# START OF INPUT DATA
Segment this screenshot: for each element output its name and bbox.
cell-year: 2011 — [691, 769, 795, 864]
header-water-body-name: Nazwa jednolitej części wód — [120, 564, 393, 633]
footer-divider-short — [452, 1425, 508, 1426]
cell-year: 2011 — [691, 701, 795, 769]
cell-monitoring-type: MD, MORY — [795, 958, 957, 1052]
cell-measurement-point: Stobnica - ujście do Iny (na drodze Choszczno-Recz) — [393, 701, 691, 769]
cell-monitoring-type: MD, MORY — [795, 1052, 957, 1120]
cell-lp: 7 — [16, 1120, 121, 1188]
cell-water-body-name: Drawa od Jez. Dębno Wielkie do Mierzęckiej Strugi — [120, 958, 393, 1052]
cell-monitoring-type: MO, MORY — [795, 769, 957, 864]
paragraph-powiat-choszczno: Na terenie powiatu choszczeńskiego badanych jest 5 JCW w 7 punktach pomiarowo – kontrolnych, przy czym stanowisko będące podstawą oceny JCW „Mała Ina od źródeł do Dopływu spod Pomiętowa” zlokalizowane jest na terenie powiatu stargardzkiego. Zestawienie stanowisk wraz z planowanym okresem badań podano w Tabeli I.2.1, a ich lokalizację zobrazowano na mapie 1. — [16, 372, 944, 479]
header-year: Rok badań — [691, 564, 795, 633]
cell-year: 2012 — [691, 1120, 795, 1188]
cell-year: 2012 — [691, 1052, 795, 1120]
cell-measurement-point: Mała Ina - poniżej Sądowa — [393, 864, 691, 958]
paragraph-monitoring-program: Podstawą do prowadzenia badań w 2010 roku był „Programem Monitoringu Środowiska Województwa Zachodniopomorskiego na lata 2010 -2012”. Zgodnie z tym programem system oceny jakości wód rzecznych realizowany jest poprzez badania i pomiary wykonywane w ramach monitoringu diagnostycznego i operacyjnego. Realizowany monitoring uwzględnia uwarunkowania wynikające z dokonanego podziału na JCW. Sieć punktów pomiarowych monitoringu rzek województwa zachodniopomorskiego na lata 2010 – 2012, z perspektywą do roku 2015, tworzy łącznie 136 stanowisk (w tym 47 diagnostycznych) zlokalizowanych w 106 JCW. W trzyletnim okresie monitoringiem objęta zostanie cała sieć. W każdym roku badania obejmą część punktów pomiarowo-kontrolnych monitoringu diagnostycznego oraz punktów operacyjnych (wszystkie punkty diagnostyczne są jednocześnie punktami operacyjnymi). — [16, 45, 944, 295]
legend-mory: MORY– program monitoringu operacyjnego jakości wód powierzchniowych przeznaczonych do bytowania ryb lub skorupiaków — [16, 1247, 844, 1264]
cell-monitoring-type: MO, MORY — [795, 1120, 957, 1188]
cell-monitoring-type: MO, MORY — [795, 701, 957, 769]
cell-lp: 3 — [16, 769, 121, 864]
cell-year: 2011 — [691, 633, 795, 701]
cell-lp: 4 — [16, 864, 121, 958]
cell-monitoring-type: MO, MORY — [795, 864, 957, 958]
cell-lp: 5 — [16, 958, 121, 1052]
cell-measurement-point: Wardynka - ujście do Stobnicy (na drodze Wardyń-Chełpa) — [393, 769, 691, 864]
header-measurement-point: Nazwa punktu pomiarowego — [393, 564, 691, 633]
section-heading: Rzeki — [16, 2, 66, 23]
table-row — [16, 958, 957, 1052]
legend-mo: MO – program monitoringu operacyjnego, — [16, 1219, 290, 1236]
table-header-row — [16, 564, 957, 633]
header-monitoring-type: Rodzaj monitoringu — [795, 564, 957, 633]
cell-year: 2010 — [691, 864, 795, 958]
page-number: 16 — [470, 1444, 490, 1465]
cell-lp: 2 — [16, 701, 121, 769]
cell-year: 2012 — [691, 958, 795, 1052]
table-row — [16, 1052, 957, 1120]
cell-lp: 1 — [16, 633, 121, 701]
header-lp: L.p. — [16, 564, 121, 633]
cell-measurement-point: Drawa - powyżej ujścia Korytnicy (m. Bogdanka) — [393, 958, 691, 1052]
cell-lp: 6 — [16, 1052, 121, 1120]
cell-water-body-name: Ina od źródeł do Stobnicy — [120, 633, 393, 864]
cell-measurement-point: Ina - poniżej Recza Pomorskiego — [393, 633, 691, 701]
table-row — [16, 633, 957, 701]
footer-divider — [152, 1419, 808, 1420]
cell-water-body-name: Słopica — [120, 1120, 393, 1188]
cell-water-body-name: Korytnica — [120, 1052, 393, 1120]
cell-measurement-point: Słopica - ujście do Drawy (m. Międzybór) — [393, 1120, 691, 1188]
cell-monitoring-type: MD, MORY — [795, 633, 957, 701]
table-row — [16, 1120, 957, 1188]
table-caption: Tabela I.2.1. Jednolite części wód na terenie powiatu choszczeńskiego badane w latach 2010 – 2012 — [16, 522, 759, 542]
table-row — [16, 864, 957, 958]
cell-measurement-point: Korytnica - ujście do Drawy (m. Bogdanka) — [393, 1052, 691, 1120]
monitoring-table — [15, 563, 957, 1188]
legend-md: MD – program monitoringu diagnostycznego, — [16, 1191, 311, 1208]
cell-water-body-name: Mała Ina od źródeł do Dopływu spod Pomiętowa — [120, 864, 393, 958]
# END OF INPUT DATA
WHAT IS REQUIRED: Please switch every "cell-year" in the records to "cell-survey-year" and reproduce the lines with nothing else altered.

RESULT FOR THIS TASK:
Segment this screenshot: for each element output its name and bbox.
cell-survey-year: 2011 — [691, 769, 795, 864]
header-water-body-name: Nazwa jednolitej części wód — [120, 564, 393, 633]
footer-divider-short — [452, 1425, 508, 1426]
cell-survey-year: 2011 — [691, 701, 795, 769]
cell-monitoring-type: MD, MORY — [795, 958, 957, 1052]
cell-measurement-point: Stobnica - ujście do Iny (na drodze Choszczno-Recz) — [393, 701, 691, 769]
cell-monitoring-type: MD, MORY — [795, 1052, 957, 1120]
cell-lp: 7 — [16, 1120, 121, 1188]
cell-water-body-name: Drawa od Jez. Dębno Wielkie do Mierzęckiej Strugi — [120, 958, 393, 1052]
cell-monitoring-type: MO, MORY — [795, 769, 957, 864]
paragraph-powiat-choszczno: Na terenie powiatu choszczeńskiego badanych jest 5 JCW w 7 punktach pomiarowo – kontrolnych, przy czym stanowisko będące podstawą oceny JCW „Mała Ina od źródeł do Dopływu spod Pomiętowa” zlokalizowane jest na terenie powiatu stargardzkiego. Zestawienie stanowisk wraz z planowanym okresem badań podano w Tabeli I.2.1, a ich lokalizację zobrazowano na mapie 1. — [16, 372, 944, 479]
header-year: Rok badań — [691, 564, 795, 633]
cell-survey-year: 2012 — [691, 1120, 795, 1188]
cell-survey-year: 2012 — [691, 1052, 795, 1120]
cell-measurement-point: Mała Ina - poniżej Sądowa — [393, 864, 691, 958]
paragraph-monitoring-program: Podstawą do prowadzenia badań w 2010 roku był „Programem Monitoringu Środowiska Województwa Zachodniopomorskiego na lata 2010 -2012”. Zgodnie z tym programem system oceny jakości wód rzecznych realizowany jest poprzez badania i pomiary wykonywane w ramach monitoringu diagnostycznego i operacyjnego. Realizowany monitoring uwzględnia uwarunkowania wynikające z dokonanego podziału na JCW. Sieć punktów pomiarowych monitoringu rzek województwa zachodniopomorskiego na lata 2010 – 2012, z perspektywą do roku 2015, tworzy łącznie 136 stanowisk (w tym 47 diagnostycznych) zlokalizowanych w 106 JCW. W trzyletnim okresie monitoringiem objęta zostanie cała sieć. W każdym roku badania obejmą część punktów pomiarowo-kontrolnych monitoringu diagnostycznego oraz punktów operacyjnych (wszystkie punkty diagnostyczne są jednocześnie punktami operacyjnymi). — [16, 45, 944, 295]
legend-mory: MORY– program monitoringu operacyjnego jakości wód powierzchniowych przeznaczonych do bytowania ryb lub skorupiaków — [16, 1247, 844, 1264]
cell-monitoring-type: MO, MORY — [795, 1120, 957, 1188]
cell-monitoring-type: MO, MORY — [795, 701, 957, 769]
cell-lp: 3 — [16, 769, 121, 864]
cell-survey-year: 2011 — [691, 633, 795, 701]
cell-lp: 4 — [16, 864, 121, 958]
cell-monitoring-type: MO, MORY — [795, 864, 957, 958]
cell-lp: 5 — [16, 958, 121, 1052]
cell-measurement-point: Wardynka - ujście do Stobnicy (na drodze Wardyń-Chełpa) — [393, 769, 691, 864]
header-measurement-point: Nazwa punktu pomiarowego — [393, 564, 691, 633]
section-heading: Rzeki — [16, 2, 66, 23]
table-row — [16, 958, 957, 1052]
legend-mo: MO – program monitoringu operacyjnego, — [16, 1219, 290, 1236]
table-header-row — [16, 564, 957, 633]
header-monitoring-type: Rodzaj monitoringu — [795, 564, 957, 633]
cell-survey-year: 2010 — [691, 864, 795, 958]
page-number: 16 — [470, 1444, 490, 1465]
cell-lp: 2 — [16, 701, 121, 769]
cell-survey-year: 2012 — [691, 958, 795, 1052]
table-row — [16, 1052, 957, 1120]
cell-lp: 1 — [16, 633, 121, 701]
header-lp: L.p. — [16, 564, 121, 633]
cell-measurement-point: Drawa - powyżej ujścia Korytnicy (m. Bogdanka) — [393, 958, 691, 1052]
cell-lp: 6 — [16, 1052, 121, 1120]
cell-water-body-name: Ina od źródeł do Stobnicy — [120, 633, 393, 864]
cell-measurement-point: Ina - poniżej Recza Pomorskiego — [393, 633, 691, 701]
table-row — [16, 633, 957, 701]
footer-divider — [152, 1419, 808, 1420]
cell-water-body-name: Słopica — [120, 1120, 393, 1188]
cell-water-body-name: Korytnica — [120, 1052, 393, 1120]
cell-measurement-point: Słopica - ujście do Drawy (m. Międzybór) — [393, 1120, 691, 1188]
cell-monitoring-type: MD, MORY — [795, 633, 957, 701]
table-row — [16, 1120, 957, 1188]
table-caption: Tabela I.2.1. Jednolite części wód na terenie powiatu choszczeńskiego badane w latach 2010 – 2012 — [16, 522, 759, 542]
table-row — [16, 864, 957, 958]
cell-measurement-point: Korytnica - ujście do Drawy (m. Bogdanka) — [393, 1052, 691, 1120]
monitoring-table — [15, 563, 957, 1188]
legend-md: MD – program monitoringu diagnostycznego, — [16, 1191, 311, 1208]
cell-water-body-name: Mała Ina od źródeł do Dopływu spod Pomiętowa — [120, 864, 393, 958]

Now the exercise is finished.